**The data**
---+---

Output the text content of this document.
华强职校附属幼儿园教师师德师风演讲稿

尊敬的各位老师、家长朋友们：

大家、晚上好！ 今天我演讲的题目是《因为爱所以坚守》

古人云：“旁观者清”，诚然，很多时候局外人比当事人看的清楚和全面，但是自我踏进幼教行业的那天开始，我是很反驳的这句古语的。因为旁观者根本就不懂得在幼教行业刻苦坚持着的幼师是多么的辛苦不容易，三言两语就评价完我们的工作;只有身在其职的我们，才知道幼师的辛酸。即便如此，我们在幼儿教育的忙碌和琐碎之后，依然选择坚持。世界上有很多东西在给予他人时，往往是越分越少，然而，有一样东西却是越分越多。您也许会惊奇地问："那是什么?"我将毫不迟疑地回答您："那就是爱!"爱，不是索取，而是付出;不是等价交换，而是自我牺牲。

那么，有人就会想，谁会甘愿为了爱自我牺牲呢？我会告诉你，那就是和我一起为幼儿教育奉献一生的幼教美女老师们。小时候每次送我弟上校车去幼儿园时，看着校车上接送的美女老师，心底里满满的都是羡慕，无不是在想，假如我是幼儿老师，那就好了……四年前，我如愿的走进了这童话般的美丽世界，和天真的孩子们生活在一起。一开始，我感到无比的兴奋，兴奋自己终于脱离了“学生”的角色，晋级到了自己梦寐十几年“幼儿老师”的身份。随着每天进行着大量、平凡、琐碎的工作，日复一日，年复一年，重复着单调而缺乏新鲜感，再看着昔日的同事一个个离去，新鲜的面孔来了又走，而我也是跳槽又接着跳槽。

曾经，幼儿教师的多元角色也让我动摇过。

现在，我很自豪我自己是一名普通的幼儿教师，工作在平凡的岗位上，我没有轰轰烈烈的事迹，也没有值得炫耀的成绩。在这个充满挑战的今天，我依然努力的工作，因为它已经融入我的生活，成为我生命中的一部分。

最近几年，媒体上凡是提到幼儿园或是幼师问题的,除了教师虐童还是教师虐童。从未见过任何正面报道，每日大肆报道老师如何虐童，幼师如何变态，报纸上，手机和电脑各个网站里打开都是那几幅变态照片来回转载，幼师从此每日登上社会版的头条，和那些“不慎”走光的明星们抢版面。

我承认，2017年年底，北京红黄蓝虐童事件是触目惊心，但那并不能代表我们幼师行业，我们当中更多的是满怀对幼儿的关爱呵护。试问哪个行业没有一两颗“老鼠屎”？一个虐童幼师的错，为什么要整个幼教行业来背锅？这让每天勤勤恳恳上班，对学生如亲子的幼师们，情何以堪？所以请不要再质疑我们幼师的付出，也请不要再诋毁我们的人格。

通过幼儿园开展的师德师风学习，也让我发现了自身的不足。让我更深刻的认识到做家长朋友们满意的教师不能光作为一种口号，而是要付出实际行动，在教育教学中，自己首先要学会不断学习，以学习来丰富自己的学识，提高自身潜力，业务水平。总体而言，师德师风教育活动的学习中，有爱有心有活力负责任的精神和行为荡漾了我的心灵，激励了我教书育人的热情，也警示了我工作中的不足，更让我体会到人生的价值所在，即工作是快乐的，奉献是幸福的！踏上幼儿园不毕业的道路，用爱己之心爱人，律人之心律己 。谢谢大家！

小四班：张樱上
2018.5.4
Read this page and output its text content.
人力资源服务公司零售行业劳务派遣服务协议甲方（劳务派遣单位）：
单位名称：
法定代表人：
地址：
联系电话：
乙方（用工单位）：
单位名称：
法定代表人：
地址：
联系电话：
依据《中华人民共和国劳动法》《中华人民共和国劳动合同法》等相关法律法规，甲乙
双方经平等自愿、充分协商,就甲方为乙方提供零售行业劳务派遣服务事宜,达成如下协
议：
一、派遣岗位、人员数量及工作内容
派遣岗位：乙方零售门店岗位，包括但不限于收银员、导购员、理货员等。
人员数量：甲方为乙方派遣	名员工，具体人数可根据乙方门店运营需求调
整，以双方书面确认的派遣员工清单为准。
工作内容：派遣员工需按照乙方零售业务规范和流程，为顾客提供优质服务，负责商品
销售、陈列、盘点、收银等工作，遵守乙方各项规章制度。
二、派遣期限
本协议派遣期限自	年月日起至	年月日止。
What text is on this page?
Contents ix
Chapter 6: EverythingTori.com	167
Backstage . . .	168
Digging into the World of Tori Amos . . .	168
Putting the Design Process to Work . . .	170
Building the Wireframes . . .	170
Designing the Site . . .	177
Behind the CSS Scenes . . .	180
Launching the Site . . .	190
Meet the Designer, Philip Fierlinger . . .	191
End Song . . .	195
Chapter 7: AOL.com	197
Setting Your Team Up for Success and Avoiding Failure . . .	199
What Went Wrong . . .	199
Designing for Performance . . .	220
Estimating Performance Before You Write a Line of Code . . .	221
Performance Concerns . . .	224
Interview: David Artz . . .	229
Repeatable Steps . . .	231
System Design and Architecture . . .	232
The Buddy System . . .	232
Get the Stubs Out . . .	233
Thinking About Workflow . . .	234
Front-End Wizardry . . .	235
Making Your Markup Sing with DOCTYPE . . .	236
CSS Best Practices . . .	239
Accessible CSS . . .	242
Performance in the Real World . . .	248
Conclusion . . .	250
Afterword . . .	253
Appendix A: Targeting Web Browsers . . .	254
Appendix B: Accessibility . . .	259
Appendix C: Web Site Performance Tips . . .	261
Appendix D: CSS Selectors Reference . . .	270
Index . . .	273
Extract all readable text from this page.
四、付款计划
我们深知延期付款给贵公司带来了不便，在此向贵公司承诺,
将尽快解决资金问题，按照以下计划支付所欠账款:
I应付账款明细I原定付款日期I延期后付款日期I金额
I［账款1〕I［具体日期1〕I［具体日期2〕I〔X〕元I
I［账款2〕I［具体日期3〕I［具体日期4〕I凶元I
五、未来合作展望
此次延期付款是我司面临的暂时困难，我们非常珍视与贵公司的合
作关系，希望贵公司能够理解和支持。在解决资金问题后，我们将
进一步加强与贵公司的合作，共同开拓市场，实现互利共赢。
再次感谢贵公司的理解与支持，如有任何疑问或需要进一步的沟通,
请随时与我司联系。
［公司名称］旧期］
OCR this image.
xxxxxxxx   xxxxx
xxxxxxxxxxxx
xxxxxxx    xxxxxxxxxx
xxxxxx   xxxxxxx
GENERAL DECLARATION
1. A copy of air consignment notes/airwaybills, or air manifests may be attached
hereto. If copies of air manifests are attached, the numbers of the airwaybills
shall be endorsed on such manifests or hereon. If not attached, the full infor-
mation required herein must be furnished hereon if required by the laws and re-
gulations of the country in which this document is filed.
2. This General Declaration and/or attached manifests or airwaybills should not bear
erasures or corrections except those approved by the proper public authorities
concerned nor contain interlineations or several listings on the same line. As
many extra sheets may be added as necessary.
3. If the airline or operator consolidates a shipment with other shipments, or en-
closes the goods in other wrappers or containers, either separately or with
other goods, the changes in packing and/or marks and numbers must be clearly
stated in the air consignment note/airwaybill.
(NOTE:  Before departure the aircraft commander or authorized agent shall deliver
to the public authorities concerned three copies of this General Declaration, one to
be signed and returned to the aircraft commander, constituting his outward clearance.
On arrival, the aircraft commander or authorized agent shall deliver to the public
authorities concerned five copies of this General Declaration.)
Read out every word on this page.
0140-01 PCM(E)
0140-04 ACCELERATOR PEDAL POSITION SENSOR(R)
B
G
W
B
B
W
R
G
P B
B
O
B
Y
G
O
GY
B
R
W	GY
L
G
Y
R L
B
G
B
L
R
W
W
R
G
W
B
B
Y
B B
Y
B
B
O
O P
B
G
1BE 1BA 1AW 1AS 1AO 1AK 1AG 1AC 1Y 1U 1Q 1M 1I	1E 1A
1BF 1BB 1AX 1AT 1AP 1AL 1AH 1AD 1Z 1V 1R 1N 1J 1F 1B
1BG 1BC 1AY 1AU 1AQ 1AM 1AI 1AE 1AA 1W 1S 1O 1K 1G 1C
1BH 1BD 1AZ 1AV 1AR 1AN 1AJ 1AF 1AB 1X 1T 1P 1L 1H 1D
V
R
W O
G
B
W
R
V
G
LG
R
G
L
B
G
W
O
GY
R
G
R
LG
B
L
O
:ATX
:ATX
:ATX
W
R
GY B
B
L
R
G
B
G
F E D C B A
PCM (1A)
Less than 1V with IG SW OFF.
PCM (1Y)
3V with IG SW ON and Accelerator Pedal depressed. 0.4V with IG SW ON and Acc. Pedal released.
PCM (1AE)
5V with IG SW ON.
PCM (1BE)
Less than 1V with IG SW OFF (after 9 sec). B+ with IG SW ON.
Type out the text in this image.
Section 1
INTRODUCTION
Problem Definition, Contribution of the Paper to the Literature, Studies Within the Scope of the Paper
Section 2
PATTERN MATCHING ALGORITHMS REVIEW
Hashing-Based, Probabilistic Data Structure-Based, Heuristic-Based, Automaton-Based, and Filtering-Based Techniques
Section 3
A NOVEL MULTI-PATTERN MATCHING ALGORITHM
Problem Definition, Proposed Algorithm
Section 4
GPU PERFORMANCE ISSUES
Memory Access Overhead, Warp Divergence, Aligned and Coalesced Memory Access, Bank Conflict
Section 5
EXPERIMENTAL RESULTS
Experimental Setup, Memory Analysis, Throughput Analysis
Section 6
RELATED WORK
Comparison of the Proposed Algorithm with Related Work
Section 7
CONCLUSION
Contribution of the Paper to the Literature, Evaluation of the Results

---+---

Of the lines in the material, how many include "authorized"? Respond with the number alone.

**Response to the task**
2